◆ Exercise objective:
Look for the word "file" in each line and report the count of matching lines, with nothing added.

◆ Exercise input:
---*---
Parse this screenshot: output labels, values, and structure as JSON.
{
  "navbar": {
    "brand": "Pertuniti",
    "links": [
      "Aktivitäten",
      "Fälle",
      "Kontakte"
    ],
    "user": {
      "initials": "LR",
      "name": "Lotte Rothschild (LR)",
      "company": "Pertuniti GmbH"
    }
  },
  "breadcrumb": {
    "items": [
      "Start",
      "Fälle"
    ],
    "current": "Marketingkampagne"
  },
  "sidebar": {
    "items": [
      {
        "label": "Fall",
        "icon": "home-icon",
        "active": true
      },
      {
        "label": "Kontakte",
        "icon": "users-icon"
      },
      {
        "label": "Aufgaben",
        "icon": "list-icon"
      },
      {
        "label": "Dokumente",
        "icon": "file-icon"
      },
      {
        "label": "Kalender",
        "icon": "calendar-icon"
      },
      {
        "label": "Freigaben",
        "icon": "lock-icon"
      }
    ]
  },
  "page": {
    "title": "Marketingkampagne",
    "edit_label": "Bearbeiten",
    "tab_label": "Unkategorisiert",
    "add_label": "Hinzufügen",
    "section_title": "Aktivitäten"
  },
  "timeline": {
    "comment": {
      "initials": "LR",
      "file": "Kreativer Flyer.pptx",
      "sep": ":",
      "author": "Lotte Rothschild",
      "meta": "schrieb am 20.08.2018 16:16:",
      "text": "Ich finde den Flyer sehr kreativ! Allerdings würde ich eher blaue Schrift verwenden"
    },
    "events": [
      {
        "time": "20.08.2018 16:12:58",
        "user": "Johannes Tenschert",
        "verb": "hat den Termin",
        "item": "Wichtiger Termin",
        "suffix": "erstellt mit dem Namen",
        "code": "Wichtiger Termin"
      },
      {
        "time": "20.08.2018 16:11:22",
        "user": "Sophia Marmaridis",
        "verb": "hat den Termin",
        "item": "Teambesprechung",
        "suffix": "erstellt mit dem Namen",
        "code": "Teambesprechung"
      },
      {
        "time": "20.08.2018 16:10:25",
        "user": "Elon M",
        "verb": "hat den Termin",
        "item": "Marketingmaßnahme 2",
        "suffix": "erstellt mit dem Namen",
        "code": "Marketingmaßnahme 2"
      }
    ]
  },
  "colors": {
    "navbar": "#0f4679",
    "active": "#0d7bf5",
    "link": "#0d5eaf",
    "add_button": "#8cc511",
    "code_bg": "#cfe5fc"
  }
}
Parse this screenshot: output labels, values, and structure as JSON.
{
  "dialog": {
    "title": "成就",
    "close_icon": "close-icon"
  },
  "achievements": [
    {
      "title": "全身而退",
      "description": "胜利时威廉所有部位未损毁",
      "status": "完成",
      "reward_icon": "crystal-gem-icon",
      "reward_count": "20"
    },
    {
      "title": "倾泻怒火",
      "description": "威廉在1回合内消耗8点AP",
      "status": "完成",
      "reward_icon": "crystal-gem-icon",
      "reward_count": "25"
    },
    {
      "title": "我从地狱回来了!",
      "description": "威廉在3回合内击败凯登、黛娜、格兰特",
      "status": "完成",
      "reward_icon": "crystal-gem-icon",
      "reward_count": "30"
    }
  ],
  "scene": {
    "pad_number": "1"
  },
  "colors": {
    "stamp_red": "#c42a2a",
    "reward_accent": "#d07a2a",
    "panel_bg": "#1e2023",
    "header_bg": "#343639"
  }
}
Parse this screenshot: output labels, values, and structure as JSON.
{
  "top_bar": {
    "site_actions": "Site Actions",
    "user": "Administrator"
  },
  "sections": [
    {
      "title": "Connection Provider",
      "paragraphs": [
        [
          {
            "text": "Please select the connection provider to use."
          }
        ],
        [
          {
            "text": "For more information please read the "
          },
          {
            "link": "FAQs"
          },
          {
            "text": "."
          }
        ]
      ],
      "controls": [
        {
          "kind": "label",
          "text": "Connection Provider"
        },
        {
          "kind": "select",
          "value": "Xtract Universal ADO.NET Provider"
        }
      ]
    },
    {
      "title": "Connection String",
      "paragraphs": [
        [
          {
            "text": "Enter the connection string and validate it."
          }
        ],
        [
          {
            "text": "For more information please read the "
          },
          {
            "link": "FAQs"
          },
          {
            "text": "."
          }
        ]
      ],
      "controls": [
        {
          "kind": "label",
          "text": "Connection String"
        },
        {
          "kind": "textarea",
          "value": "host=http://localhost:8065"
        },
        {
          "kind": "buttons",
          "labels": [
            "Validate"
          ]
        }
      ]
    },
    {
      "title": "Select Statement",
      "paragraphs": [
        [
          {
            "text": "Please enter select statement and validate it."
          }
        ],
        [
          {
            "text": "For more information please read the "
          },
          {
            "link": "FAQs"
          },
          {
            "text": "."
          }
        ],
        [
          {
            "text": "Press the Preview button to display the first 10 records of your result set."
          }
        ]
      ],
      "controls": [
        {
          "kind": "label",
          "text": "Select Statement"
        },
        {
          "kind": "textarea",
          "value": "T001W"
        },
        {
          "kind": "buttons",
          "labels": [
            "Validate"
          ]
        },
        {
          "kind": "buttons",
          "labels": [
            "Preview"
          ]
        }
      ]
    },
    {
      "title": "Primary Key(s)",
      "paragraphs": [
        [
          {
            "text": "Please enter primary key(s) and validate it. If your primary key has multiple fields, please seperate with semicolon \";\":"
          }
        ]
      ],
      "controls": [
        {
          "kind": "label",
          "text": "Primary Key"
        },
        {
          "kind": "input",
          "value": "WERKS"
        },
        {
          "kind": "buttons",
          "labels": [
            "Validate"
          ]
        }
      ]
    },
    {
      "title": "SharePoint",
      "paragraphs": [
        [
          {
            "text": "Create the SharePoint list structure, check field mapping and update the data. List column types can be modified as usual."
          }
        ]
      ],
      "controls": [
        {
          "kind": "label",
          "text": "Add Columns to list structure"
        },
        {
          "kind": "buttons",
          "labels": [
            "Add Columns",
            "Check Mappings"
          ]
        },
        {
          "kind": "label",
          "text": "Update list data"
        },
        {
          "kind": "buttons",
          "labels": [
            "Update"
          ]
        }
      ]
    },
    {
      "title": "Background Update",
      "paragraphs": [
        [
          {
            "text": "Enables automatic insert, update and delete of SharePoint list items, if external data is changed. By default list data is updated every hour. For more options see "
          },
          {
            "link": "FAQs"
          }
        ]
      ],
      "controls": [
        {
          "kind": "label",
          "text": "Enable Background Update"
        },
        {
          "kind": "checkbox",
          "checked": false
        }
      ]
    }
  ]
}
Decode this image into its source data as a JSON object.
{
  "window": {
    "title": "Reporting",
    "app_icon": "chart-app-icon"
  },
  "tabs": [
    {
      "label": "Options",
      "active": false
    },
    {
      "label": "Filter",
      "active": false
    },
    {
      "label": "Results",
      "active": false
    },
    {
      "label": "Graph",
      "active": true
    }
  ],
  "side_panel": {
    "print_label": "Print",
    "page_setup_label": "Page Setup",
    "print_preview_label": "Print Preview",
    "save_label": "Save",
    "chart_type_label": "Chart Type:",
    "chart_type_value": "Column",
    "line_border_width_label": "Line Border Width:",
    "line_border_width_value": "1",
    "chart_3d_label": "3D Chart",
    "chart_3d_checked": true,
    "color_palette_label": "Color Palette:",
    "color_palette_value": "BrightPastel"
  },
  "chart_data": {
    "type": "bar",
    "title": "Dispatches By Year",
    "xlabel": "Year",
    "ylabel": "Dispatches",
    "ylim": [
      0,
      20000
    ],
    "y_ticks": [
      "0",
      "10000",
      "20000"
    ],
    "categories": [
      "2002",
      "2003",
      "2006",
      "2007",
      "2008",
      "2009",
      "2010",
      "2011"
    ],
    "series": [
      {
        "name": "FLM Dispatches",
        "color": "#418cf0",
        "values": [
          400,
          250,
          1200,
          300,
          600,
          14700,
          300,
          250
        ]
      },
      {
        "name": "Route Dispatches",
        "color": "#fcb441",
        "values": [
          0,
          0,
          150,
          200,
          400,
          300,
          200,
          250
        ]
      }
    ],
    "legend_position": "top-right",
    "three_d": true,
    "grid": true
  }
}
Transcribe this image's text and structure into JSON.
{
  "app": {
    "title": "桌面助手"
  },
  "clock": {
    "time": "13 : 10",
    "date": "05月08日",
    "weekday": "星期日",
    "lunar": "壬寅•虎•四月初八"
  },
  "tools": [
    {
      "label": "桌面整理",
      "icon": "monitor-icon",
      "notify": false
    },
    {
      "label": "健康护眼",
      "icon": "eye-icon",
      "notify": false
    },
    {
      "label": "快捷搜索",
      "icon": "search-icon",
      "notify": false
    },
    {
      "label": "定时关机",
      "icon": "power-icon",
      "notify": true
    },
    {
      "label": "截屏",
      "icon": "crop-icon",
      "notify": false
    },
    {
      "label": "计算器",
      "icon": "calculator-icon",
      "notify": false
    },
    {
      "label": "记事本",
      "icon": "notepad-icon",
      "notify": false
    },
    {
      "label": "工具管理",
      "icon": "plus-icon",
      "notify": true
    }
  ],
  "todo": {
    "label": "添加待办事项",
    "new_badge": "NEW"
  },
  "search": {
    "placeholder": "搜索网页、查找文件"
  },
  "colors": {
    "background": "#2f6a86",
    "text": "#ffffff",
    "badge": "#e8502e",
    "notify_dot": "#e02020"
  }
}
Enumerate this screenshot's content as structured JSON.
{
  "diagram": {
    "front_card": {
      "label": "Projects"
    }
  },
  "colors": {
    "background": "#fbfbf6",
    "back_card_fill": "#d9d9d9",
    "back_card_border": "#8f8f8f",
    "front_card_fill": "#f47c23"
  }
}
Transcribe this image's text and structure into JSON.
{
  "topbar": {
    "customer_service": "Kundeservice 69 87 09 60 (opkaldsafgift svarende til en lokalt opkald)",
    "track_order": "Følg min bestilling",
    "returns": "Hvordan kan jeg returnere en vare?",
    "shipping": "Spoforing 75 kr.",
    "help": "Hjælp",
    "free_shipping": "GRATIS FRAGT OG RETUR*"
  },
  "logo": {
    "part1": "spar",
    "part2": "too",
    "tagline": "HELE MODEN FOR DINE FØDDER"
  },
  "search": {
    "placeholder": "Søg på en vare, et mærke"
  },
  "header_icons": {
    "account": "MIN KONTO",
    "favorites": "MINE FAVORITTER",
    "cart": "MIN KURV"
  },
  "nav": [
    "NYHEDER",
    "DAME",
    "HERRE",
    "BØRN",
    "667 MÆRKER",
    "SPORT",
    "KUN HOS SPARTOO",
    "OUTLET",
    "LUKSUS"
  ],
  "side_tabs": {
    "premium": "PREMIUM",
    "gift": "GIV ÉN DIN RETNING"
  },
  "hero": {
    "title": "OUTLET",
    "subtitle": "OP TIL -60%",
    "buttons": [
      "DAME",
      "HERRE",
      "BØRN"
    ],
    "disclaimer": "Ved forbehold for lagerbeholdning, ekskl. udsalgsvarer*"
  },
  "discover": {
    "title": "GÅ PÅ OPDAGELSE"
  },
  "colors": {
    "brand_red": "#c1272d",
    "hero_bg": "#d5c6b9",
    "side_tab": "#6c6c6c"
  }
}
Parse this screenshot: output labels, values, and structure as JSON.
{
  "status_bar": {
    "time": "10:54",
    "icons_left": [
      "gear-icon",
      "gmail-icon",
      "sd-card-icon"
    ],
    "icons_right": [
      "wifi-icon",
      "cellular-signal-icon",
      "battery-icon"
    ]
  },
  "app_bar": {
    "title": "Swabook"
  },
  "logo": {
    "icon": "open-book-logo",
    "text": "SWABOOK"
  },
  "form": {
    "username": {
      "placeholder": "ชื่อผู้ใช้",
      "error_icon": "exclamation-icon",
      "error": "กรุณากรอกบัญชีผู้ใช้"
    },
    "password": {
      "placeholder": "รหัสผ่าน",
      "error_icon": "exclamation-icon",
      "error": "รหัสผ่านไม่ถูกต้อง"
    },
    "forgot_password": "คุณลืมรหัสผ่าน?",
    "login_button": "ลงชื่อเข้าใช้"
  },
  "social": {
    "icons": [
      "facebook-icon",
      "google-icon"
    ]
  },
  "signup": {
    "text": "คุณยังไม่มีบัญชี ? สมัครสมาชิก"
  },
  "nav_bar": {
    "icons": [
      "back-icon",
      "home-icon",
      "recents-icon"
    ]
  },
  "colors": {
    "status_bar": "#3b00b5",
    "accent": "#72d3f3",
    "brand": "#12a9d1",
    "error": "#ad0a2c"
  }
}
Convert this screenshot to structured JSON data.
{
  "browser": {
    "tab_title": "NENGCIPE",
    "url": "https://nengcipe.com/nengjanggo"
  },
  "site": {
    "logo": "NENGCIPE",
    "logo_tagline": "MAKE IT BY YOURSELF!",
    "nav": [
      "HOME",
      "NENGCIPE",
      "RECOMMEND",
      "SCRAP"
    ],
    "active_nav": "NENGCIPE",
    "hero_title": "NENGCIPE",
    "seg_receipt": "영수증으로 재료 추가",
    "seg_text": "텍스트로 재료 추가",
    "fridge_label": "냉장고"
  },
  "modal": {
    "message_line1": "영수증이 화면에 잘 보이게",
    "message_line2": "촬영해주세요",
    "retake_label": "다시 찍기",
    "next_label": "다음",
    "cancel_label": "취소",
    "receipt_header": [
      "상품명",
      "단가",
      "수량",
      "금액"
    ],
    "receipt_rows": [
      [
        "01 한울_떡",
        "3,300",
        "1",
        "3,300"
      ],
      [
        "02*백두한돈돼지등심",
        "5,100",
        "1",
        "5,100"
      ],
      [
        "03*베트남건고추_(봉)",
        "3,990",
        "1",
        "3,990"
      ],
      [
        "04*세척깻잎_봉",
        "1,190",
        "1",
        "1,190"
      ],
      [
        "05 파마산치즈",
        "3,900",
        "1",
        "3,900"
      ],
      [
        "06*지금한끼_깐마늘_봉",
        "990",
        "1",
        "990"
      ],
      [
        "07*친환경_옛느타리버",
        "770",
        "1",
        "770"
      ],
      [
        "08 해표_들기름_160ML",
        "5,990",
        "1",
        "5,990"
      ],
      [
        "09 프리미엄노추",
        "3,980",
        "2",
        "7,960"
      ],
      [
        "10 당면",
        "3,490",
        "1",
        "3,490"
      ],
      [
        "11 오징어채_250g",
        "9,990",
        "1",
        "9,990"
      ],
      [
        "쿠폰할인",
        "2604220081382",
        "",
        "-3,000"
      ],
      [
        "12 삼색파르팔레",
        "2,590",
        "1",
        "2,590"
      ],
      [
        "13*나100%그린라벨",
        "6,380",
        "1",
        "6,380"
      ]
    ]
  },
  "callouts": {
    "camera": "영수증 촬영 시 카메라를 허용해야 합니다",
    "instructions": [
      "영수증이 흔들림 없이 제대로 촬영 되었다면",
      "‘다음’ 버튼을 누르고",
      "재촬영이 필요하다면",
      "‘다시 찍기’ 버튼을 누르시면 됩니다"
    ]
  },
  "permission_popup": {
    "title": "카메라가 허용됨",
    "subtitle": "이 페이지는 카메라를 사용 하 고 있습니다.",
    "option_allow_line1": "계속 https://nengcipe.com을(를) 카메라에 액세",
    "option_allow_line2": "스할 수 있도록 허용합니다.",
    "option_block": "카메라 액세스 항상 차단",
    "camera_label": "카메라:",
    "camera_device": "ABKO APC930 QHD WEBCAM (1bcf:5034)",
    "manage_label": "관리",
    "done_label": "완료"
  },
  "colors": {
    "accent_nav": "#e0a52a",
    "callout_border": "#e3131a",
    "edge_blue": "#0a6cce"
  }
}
---*---
◆ Answer to this exercise:
2